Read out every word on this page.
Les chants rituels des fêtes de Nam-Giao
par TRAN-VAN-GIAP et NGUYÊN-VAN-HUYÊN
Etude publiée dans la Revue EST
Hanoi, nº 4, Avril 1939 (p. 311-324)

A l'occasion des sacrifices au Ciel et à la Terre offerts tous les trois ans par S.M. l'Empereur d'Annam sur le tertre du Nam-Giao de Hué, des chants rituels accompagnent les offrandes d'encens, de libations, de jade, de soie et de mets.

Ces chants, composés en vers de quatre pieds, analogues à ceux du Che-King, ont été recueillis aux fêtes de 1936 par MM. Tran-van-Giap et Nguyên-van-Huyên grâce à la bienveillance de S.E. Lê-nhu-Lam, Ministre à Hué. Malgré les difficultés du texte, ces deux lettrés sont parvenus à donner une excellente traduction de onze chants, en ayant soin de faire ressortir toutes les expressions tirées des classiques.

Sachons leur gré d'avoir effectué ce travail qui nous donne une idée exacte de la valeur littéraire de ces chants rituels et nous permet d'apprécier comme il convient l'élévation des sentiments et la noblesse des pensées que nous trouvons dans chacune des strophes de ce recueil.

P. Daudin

---

GIVEN INSTRUCTION: Find the lines containing "rituels" and list every one of them.

THE RESULT:
Les chants rituels des fêtes de Nam-Giao
A l'occasion des sacrifices au Ciel et à la Terre offerts tous les trois ans par S.M. l'Empereur d'Annam sur le tertre du Nam-Giao de Hué, des chants rituels accompagnent les offrandes d'encens, de libations, de jade, de soie et de mets.
Sachons leur gré d'avoir effectué ce travail qui nous donne une idée exacte de la valeur littéraire de ces chants rituels et nous permet d'apprécier comme il convient l'élévation des sentiments et la noblesse des pensées que nous trouvons dans chacune des strophes de ce recueil.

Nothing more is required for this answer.